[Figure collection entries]
══════════════════════════════

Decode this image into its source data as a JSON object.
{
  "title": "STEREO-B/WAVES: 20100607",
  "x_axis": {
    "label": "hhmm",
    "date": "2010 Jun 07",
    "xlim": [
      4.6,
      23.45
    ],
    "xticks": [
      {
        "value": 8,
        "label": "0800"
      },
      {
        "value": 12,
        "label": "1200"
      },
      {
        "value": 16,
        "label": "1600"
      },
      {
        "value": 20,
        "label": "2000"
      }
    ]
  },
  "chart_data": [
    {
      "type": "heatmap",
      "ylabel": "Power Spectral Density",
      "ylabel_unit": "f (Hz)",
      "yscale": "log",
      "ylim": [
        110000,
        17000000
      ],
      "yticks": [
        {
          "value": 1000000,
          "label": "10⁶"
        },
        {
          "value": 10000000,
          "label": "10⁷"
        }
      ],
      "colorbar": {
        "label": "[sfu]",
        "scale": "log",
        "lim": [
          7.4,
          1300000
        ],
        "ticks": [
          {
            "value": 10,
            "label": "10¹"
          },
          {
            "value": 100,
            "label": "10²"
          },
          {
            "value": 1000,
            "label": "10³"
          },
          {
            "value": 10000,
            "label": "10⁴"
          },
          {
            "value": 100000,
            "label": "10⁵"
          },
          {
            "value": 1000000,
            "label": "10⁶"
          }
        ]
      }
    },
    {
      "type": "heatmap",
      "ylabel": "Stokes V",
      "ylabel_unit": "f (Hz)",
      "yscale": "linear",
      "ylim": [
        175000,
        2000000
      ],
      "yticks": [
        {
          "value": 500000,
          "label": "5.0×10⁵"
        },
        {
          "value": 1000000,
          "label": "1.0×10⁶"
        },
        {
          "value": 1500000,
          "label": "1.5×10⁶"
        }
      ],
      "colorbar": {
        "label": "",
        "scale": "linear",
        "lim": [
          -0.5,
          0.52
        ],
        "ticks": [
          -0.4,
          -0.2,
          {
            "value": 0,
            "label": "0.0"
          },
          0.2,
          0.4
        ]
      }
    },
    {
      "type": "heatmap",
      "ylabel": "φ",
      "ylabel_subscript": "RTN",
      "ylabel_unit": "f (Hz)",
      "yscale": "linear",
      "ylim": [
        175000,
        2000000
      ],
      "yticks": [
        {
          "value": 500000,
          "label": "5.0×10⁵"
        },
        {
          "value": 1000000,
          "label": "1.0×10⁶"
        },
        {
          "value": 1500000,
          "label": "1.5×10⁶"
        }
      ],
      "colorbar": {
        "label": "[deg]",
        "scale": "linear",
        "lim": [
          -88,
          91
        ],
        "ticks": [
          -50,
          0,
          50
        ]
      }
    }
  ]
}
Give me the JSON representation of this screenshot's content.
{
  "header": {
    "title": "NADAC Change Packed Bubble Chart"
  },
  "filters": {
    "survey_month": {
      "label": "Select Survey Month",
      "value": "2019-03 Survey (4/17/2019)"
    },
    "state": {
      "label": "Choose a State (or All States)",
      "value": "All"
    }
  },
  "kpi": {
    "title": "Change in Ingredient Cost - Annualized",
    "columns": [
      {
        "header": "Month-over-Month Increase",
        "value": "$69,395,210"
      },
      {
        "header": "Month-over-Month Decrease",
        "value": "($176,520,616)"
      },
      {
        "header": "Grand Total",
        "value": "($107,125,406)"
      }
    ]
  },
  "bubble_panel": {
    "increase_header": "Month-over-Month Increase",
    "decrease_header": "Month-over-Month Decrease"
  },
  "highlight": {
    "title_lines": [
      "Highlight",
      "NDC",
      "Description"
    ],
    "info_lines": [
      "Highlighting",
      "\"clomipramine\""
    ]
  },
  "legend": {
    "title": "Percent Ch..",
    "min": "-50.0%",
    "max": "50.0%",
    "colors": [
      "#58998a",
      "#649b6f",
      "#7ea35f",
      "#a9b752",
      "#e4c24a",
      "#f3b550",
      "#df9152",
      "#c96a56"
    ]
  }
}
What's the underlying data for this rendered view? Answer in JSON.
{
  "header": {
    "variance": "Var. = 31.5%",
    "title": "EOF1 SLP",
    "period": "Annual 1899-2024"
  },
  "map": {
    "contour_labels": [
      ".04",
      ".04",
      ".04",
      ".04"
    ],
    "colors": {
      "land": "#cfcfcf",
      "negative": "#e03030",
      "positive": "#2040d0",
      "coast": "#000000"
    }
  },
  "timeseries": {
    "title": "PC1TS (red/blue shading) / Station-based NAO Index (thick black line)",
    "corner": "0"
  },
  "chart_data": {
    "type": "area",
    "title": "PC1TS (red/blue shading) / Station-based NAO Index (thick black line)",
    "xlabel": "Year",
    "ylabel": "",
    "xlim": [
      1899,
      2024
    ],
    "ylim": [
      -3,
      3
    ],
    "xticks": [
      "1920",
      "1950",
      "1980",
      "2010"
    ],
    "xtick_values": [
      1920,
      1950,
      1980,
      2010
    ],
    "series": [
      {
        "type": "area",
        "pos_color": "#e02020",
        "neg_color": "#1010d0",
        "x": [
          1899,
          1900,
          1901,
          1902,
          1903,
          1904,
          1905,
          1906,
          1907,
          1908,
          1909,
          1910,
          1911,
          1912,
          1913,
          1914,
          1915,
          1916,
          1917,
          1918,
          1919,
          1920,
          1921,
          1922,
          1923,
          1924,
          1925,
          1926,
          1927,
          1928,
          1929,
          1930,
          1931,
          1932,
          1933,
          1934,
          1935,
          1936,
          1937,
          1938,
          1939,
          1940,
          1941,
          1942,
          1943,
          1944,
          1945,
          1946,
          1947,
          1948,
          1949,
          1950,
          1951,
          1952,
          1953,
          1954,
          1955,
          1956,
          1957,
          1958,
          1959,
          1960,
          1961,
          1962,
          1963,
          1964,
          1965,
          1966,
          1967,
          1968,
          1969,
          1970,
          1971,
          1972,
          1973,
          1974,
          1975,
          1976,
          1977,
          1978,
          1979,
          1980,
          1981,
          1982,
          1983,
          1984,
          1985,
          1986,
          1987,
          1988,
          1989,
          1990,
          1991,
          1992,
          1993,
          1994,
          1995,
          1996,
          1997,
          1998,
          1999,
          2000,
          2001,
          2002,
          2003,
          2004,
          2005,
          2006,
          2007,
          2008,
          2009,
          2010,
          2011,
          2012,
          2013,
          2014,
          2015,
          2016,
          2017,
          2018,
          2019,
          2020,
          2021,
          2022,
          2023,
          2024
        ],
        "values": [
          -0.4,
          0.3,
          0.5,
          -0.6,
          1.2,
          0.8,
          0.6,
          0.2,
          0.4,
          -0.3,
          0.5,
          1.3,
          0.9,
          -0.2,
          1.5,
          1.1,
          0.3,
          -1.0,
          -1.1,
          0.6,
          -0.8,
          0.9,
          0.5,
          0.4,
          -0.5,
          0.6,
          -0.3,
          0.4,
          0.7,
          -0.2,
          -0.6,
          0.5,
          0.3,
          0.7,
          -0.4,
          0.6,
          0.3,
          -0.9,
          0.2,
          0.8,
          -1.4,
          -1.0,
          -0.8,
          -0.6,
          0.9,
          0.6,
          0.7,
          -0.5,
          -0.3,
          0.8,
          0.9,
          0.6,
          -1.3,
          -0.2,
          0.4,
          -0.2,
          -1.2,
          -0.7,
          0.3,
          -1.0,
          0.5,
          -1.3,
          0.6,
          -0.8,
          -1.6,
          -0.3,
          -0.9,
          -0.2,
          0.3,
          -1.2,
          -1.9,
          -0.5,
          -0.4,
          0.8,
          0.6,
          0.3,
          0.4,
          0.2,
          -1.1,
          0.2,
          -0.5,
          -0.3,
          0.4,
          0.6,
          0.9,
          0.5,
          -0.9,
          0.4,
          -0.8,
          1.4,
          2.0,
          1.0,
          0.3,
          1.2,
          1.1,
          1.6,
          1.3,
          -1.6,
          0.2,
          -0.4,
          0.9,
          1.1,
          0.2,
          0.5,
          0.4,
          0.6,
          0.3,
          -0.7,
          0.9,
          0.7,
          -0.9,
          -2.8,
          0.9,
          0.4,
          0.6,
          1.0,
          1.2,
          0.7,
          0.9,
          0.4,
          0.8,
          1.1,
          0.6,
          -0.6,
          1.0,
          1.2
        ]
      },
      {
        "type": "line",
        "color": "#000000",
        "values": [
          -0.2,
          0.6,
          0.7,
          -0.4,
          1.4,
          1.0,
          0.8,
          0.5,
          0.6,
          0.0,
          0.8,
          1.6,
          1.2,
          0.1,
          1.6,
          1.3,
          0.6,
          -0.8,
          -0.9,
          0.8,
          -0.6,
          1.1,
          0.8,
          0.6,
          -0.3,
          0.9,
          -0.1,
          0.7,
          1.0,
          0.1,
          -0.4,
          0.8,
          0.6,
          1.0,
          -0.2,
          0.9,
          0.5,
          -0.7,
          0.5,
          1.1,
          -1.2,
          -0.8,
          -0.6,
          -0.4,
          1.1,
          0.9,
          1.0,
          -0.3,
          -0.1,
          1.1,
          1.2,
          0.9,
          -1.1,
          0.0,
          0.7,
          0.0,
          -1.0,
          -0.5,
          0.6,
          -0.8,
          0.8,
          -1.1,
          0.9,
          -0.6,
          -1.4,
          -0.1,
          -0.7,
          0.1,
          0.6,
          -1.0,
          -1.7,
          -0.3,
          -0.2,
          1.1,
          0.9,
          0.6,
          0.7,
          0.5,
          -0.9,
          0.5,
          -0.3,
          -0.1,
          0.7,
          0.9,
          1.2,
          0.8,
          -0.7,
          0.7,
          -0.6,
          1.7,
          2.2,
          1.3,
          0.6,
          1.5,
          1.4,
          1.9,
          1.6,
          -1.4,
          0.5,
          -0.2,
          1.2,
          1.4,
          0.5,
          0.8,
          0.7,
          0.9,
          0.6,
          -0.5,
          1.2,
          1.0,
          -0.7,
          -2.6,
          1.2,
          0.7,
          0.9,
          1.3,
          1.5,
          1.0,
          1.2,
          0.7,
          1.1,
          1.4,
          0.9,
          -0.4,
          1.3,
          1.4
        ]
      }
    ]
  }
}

══════════════════════════════

Goal - Where a line in the entries holds "Decrease", copy that line.

Task result -
        "header": "Month-over-Month Decrease",
    "decrease_header": "Month-over-Month Decrease"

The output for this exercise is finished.